Extracted records:

::::::::

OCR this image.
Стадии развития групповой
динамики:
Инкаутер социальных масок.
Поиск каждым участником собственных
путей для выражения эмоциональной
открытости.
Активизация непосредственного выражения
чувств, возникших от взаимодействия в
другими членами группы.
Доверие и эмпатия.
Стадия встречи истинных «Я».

::::::::

The task: Write an exact transcription of every entry above.

Task response:
OCR this image.
Стадии развития групповой
динамики:
Инкаутер социальных масок.
Поиск каждым участником собственных
путей для выражения эмоциональной
открытости.
Активизация непосредственного выражения
чувств, возникших от взаимодействия в
другими членами группы.
Доверие и эмпатия.
Стадия встречи истинных «Я».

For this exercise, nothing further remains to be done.